▶ Tarea asignada 1:
Cita al pie de la letra el pasaje del texto sobre niños músicos del vallenato que va desde "Es una madre" hasta "horas por carretera.".

▶ Texto dado:
++++

Martincito no sólo aprendió sino que comenzó a retar a don Manuel en duelos familiares en los que el padre siempre salía aniquilado. Entonces, el padre decidió hacerse a un lado: "Me dio terror pensar que mi hijo me fuera a faltar al respeto echando versos; debía dejar de versear y dedicarme, más bien, a que él se diera a conocer en todos los festivales posibles".

Es que los padres de esos niños, tréboles de tres hojas que parecen tocados por una vara de clarividencia musical infinita, se convierten en ‘mánagers’ sin sueldo, que sin quejas ni cansancios, resisten días enteros de ensayos, clases y presentaciones.

En eso es una experta Aideth Anaya, madre guajira de seis hijos "bendecidos por Dios" para la música. Dos de ellos, Einer y Esneider Miguel Díaz, de 11 y 14 años, participaron en la pasada versión del Festival Vallenato. Sus otros retoños le han regalado, turnados, en serenatas y con abrazos mimosos, melodías arrancadas de guitarras, pianos y acordeones.

Es una madre feliz que obsequia a todos una sonrisa desde una hamaca que se mece sin afanes a la entrada de su casa, en Maicao. Hace apenas unas horas soltó las maletas, después de llegar con sus hijos desde Valledupar, distante tres horas por carretera.

Pero ella, igual sonríe: que participen en espacios musicales, que los extranjeros los detengan en la calle para tomarles fotos, que les regalen aplausos y vivas a sus pequeños en la tierra de Escalona, es su mayor orgullo. Y el despertador que la saca de la cama, todos los sábados, para montarse en un bus hasta la capital del Cesar para llevar a Esneider Miguel a sus clases de acordeón.

"Anda, no creas, eso sale caro. Suma pasajes de ida y vuelta para dos personas cada ocho días. Pero uno no hace cuentas. Yo apoyo a mis muchachos en sus sueños. Esneider quiere ser como Juancho Rois (acordeonero de Diomedes Díaz que perdió la vida en un accidente) y eso está bien. Es que ese es también el sueño mío", asegura Aideth.

Y el anhelo de ese muchacho de mirada dulce es motivo de sobra para que su mamá, ama de casa y su papá, operario de El Cerrejón, se alegren de que el hijo abrazara el camino de la música. Esneider, además de tocar acordeón desde hace ocho años, compone melodías e interpreta con virtuosismo la guitarra y el violín. Y es una de las promesas de la Orquesta Sinfónica de El Cerrejón, en la que maestros de música clásica advirtieron su talento innato para coger notas en el aire y plasmarlas en cualquier instrumento. "Cuando me hicieron la prueba de ingreso, nunca antes había cogido un violín, pero ellos me fueron pidiendo notas y yo se las fui dando", recuerda Esneider.

++++

▶ Datos proporcionados:
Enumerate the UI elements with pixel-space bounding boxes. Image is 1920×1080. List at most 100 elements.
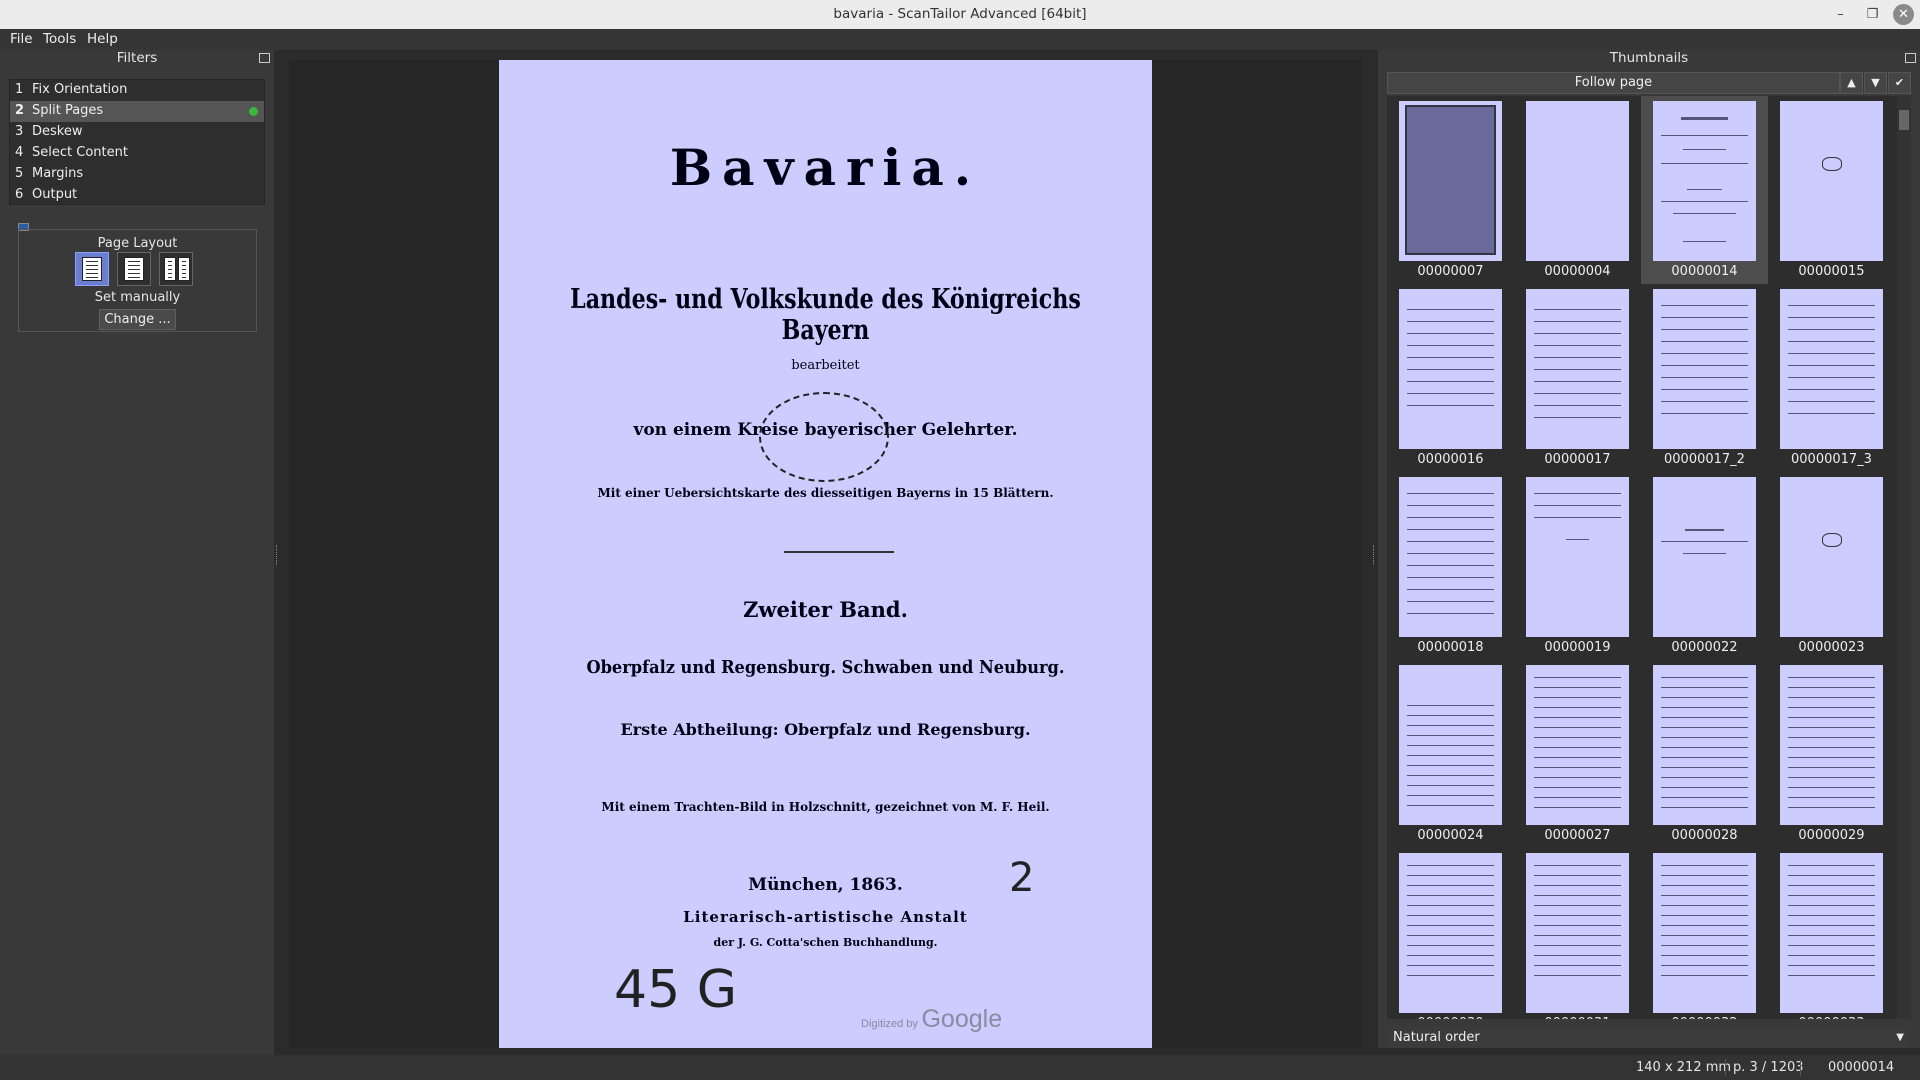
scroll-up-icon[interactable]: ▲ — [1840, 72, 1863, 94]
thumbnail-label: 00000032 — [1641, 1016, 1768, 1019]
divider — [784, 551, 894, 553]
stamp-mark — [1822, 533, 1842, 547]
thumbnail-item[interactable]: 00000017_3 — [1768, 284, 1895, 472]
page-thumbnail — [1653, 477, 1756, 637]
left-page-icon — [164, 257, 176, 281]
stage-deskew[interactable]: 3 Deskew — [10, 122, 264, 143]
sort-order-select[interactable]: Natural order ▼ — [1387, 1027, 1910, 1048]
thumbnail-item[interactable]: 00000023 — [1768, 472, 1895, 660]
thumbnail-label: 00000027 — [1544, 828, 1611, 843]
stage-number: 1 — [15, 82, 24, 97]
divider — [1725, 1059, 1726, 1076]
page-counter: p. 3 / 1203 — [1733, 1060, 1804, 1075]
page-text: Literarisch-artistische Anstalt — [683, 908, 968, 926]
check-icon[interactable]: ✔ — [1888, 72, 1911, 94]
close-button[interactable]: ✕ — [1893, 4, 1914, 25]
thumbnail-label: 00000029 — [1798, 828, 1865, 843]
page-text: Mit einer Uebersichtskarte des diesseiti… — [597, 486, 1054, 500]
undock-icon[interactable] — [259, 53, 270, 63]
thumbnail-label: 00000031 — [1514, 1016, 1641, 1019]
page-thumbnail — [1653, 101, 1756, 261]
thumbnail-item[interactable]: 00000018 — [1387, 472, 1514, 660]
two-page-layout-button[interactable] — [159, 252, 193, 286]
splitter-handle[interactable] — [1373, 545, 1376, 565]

++++

▶ Tarea asignada 2:
Reproduce sin cambios las líneas de los registros desde la línea con "scroll-up-icon[interactable]: ▲ —" hasta la línea con "left-page-icon — [164, 257, 176, 281]", ambas incluidas.

▶ Respuesta correcta 1:
Es una madre feliz que obsequia a todos una sonrisa desde una hamaca que se mece sin afanes a la entrada de su casa, en Maicao. Hace apenas unas horas soltó las maletas, después de llegar con sus hijos desde Valledupar, distante tres horas por carretera.

▶ Respuesta correcta 2:
scroll-up-icon[interactable]: ▲ — [1840, 72, 1863, 94]
thumbnail-label: 00000032 — [1641, 1016, 1768, 1019]
divider — [784, 551, 894, 553]
stamp-mark — [1822, 533, 1842, 547]
thumbnail-item[interactable]: 00000017_3 — [1768, 284, 1895, 472]
page-thumbnail — [1653, 477, 1756, 637]
left-page-icon — [164, 257, 176, 281]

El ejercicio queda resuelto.